== The data ==

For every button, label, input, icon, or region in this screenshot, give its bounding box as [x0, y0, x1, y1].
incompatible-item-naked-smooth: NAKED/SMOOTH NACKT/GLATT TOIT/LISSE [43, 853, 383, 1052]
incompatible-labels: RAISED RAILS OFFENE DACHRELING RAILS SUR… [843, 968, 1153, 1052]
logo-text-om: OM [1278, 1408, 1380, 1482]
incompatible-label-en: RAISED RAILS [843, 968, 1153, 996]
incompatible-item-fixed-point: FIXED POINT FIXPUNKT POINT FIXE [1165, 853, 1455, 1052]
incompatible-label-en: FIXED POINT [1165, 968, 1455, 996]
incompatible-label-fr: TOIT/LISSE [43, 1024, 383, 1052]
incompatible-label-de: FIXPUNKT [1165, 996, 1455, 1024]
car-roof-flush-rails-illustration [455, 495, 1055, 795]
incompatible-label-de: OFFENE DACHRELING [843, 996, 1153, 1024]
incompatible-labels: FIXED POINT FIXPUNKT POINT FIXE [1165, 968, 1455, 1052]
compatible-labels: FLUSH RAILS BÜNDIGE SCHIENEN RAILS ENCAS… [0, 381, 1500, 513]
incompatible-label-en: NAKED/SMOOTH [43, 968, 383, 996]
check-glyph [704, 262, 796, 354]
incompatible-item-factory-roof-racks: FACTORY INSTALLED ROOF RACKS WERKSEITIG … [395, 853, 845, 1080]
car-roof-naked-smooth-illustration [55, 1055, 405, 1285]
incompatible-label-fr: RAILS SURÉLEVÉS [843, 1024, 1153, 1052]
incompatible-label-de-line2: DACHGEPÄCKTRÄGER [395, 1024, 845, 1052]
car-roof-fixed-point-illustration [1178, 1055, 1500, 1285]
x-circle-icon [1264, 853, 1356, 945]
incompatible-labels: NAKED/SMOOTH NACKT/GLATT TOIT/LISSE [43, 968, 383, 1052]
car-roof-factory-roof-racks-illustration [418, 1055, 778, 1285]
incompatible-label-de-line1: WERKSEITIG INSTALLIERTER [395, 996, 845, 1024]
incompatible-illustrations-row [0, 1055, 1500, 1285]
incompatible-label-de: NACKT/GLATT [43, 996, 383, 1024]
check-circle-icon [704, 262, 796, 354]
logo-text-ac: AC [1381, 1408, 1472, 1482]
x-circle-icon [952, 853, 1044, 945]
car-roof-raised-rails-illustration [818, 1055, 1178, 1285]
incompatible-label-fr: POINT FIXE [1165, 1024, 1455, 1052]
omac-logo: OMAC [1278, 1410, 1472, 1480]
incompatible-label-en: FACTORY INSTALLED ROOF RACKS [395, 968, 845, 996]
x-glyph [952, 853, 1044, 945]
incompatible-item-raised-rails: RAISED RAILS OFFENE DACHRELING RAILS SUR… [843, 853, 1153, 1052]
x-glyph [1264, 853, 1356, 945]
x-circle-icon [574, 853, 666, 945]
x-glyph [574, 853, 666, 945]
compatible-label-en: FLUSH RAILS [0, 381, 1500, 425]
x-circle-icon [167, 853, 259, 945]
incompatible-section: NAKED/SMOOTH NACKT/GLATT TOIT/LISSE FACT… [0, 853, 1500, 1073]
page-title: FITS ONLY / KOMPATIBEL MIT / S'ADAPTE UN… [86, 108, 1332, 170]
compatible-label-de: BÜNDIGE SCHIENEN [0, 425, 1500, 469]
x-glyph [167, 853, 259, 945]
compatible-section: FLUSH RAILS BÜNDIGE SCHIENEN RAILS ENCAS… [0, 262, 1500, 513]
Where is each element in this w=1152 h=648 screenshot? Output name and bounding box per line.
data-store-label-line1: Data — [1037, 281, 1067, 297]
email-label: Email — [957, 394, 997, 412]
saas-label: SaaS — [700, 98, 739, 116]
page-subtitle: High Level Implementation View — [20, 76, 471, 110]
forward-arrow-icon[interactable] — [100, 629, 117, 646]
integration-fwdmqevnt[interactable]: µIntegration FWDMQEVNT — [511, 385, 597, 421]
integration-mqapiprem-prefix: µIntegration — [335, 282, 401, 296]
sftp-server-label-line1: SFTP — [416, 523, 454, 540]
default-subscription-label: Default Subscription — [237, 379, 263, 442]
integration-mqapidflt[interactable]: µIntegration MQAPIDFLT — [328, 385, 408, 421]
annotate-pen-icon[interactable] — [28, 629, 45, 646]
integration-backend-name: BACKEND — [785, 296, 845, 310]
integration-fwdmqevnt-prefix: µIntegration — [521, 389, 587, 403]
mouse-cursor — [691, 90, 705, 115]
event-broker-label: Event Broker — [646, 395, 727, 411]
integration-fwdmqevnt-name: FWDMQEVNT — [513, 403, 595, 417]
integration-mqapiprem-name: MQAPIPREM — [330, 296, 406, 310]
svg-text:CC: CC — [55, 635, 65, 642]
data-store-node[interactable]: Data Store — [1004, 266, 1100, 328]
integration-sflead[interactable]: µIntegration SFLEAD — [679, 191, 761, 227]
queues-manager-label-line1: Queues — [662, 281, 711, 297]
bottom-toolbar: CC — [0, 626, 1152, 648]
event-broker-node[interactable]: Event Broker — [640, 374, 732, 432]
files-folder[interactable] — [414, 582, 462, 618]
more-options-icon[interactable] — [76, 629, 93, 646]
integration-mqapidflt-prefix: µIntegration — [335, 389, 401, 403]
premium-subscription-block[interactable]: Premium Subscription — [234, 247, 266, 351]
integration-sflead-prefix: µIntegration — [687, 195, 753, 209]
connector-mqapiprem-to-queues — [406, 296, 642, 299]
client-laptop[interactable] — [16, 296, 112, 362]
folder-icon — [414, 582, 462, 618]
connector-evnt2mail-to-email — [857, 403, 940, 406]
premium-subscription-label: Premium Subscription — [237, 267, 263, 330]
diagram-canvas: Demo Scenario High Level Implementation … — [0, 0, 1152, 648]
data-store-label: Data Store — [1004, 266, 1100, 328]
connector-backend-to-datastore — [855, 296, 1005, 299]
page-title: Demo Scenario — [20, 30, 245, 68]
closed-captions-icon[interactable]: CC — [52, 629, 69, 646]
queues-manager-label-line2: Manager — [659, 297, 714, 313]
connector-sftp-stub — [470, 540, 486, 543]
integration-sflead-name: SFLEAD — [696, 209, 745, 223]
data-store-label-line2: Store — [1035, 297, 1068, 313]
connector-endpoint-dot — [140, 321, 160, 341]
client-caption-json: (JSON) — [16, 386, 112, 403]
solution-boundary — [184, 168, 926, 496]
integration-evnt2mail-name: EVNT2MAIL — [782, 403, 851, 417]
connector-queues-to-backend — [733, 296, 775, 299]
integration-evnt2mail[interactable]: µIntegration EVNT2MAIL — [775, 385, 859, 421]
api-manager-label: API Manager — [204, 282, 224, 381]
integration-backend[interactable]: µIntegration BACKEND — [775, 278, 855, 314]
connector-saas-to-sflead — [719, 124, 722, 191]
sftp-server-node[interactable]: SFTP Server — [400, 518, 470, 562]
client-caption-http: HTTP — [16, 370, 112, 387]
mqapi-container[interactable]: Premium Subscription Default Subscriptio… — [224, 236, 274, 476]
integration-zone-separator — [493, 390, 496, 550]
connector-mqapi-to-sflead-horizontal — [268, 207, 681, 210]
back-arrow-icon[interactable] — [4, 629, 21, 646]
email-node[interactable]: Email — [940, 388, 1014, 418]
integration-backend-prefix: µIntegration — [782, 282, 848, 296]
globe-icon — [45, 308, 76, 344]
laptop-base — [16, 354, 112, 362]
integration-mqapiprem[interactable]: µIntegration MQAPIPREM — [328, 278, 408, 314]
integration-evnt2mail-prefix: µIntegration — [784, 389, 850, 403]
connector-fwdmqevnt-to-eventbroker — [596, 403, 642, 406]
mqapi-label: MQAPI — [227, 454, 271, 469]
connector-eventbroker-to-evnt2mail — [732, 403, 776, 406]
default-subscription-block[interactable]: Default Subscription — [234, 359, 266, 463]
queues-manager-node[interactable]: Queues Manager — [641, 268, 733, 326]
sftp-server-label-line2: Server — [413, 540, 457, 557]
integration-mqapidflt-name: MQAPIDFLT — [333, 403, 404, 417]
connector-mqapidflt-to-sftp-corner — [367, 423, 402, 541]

===

From the material above, extract each line that contains the string "eventbroker".

» **Exercise output**:
connector-fwdmqevnt-to-eventbroker — [596, 403, 642, 406]
connector-eventbroker-to-evnt2mail — [732, 403, 776, 406]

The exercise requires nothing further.